▶ TASK DIRECTIONS: Pick out the lines in the listing below that contain the word "ffffff" and copy them.

▶ Dataset records:

***

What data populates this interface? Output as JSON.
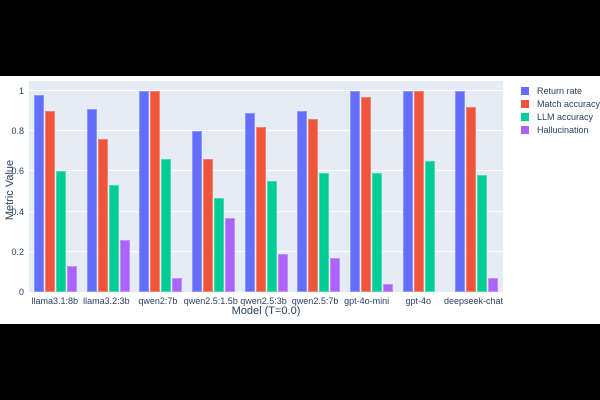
{
  "page": {
    "background": "#000000",
    "figure_background": "#ffffff"
  },
  "chart_data": {
    "type": "bar",
    "title": "",
    "xlabel": "Model (T=0.0)",
    "ylabel": "Metric Value",
    "categories": [
      "llama3.1:8b",
      "llama3.2:3b",
      "qwen2:7b",
      "qwen2.5:1.5b",
      "qwen2.5:3b",
      "qwen2.5:7b",
      "gpt-4o-mini",
      "gpt-4o",
      "deepseek-chat"
    ],
    "series": [
      {
        "name": "Return rate",
        "color": "#636EFA",
        "values": [
          0.98,
          0.91,
          1.0,
          0.8,
          0.89,
          0.9,
          1.0,
          1.0,
          1.0
        ]
      },
      {
        "name": "Match accuracy",
        "color": "#EF553B",
        "values": [
          0.9,
          0.76,
          1.0,
          0.66,
          0.82,
          0.86,
          0.97,
          1.0,
          0.92
        ]
      },
      {
        "name": "LLM accuracy",
        "color": "#00CC96",
        "values": [
          0.6,
          0.53,
          0.66,
          0.47,
          0.55,
          0.59,
          0.59,
          0.65,
          0.58
        ]
      },
      {
        "name": "Hallucination",
        "color": "#AB63FA",
        "values": [
          0.13,
          0.26,
          0.07,
          0.37,
          0.19,
          0.17,
          0.04,
          0.0,
          0.07
        ]
      }
    ],
    "yticks": [
      0,
      0.2,
      0.4,
      0.6,
      0.8,
      1
    ],
    "ylim": [
      0,
      1.05
    ],
    "grid": true,
    "legend_position": "right",
    "plot_bgcolor": "#E5ECF6",
    "gridline_color": "#ffffff",
    "font_color": "#2a3f5f"
  }
}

***

▶ SOLUTION FOR THIS PROBLEM:
    "figure_background": "#ffffff"
    "gridline_color": "#ffffff",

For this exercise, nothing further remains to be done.